WHAT IS REQUIRED: Using the records below, locate all lines containing "Total" and return them.

STORED ROWS:
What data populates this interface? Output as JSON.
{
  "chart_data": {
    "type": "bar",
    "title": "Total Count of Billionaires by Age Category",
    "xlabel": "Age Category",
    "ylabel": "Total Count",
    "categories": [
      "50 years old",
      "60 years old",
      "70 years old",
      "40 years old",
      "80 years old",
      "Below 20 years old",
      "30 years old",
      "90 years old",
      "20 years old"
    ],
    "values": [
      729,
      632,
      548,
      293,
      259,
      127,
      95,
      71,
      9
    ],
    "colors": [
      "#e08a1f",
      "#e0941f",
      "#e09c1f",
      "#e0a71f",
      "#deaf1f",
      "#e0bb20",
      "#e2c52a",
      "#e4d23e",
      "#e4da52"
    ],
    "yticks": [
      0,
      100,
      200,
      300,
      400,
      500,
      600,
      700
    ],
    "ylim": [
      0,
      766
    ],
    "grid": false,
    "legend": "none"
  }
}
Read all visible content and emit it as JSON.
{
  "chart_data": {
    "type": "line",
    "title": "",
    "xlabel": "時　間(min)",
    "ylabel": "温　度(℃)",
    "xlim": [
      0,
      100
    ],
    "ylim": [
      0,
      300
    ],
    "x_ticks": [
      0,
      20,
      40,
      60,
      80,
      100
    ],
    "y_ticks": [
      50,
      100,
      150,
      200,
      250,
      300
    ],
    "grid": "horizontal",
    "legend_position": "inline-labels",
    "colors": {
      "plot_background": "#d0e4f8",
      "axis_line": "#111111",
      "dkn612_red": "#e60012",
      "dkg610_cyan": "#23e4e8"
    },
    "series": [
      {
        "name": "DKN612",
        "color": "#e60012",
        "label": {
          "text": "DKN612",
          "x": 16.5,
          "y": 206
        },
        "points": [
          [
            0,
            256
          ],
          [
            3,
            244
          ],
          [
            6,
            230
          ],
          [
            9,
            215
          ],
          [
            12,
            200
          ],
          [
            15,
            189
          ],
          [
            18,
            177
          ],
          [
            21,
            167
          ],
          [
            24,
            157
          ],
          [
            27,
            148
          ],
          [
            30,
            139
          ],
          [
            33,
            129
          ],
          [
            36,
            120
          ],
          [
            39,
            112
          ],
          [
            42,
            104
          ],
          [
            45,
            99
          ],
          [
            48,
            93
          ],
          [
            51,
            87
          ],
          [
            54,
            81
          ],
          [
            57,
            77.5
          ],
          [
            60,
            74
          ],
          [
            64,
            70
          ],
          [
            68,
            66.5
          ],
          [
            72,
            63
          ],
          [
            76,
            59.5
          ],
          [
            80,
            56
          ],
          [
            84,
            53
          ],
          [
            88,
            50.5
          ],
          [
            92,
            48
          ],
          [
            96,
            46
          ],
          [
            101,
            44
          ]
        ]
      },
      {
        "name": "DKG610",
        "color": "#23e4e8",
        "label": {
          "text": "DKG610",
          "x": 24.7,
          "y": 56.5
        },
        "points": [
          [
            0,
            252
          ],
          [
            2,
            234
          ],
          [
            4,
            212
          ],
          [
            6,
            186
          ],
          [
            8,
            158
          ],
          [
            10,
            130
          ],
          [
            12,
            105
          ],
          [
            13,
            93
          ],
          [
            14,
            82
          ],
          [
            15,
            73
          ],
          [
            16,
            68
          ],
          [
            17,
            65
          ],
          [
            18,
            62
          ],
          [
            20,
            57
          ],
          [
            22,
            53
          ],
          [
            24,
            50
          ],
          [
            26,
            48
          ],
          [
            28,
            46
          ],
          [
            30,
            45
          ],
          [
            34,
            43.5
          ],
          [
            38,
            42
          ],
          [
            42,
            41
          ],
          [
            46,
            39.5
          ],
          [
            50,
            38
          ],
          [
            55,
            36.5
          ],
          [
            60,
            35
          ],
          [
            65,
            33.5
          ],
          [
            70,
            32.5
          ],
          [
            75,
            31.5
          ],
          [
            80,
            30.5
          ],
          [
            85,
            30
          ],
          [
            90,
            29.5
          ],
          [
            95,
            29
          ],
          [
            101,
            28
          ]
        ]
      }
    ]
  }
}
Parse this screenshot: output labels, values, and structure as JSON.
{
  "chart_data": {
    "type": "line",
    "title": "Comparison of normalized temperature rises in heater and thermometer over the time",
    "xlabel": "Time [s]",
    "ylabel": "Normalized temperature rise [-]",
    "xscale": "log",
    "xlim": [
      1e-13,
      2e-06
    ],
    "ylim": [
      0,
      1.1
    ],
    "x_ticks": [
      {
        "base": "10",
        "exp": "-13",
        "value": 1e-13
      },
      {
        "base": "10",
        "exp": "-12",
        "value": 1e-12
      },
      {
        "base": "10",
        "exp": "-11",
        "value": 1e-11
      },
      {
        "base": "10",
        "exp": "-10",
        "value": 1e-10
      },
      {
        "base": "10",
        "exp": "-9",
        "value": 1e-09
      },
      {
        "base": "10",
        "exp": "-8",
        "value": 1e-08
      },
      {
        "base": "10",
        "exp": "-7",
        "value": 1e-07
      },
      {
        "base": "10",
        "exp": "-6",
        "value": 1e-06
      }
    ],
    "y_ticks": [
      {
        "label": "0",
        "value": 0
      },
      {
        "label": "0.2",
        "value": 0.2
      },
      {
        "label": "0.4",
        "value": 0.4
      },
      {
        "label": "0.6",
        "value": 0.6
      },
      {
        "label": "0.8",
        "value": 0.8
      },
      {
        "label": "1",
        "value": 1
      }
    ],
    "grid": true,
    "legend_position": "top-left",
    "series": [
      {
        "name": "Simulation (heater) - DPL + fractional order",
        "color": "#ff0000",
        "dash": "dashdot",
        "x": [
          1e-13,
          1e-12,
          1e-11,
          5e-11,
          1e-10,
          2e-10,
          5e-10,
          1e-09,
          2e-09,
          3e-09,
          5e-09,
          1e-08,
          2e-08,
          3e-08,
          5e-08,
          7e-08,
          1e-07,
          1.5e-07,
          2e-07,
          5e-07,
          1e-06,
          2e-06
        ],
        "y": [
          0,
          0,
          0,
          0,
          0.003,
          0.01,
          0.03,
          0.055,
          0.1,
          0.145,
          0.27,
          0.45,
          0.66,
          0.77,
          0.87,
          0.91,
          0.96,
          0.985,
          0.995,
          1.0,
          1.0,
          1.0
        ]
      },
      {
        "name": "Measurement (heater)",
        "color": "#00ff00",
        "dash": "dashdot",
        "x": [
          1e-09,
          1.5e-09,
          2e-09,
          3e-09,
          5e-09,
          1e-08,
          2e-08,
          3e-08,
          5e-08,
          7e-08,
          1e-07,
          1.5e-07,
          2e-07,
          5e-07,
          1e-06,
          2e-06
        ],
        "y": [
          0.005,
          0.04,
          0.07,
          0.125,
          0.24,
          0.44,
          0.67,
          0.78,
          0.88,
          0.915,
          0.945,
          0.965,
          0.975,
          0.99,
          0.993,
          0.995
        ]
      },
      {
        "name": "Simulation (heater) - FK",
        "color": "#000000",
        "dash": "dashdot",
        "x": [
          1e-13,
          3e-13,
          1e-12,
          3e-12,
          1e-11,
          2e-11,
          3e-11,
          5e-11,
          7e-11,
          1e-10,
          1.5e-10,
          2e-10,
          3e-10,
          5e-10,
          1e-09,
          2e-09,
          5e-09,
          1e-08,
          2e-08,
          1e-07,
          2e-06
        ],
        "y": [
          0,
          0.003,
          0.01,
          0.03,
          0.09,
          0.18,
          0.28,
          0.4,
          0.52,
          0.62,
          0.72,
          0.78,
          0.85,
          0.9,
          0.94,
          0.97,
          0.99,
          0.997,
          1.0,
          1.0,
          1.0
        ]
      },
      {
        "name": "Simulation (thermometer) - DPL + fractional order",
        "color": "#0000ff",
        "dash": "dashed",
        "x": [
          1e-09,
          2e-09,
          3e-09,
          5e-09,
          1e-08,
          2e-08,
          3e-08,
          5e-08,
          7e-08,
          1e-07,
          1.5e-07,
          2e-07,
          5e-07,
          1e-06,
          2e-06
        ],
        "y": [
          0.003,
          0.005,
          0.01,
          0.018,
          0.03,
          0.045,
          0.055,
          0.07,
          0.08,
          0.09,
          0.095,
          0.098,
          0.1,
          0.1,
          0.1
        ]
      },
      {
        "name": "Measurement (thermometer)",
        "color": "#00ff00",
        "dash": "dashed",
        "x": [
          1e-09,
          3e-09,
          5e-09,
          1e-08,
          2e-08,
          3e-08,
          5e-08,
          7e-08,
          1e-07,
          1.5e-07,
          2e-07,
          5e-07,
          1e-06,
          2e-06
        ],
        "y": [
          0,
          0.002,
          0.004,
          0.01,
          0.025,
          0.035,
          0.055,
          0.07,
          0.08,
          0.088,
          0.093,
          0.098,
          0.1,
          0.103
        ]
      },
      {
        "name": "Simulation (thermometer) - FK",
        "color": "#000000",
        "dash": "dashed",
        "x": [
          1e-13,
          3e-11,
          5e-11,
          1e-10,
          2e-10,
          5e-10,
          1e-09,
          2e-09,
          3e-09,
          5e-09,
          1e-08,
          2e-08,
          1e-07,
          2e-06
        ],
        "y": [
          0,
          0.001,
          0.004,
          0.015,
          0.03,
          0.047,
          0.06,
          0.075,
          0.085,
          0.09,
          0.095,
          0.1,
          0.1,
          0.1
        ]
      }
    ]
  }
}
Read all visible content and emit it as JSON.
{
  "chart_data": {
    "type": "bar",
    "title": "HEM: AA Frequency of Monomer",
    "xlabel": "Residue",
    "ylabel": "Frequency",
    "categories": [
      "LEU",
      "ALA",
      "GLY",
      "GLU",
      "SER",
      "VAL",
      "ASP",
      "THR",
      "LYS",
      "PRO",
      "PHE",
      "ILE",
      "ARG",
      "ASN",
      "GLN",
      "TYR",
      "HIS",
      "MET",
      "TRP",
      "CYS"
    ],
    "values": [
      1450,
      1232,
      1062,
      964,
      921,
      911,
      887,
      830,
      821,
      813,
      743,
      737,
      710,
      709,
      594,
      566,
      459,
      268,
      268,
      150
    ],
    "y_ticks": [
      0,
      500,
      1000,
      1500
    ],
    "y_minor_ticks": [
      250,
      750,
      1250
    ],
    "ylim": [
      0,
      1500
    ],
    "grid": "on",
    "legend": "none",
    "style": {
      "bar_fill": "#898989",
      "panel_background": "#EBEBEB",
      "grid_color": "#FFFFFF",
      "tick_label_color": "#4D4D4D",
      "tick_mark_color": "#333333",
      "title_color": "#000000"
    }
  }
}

SOLUTION:
    "title": "Total Count of Billionaires by Age Category",
    "ylabel": "Total Count",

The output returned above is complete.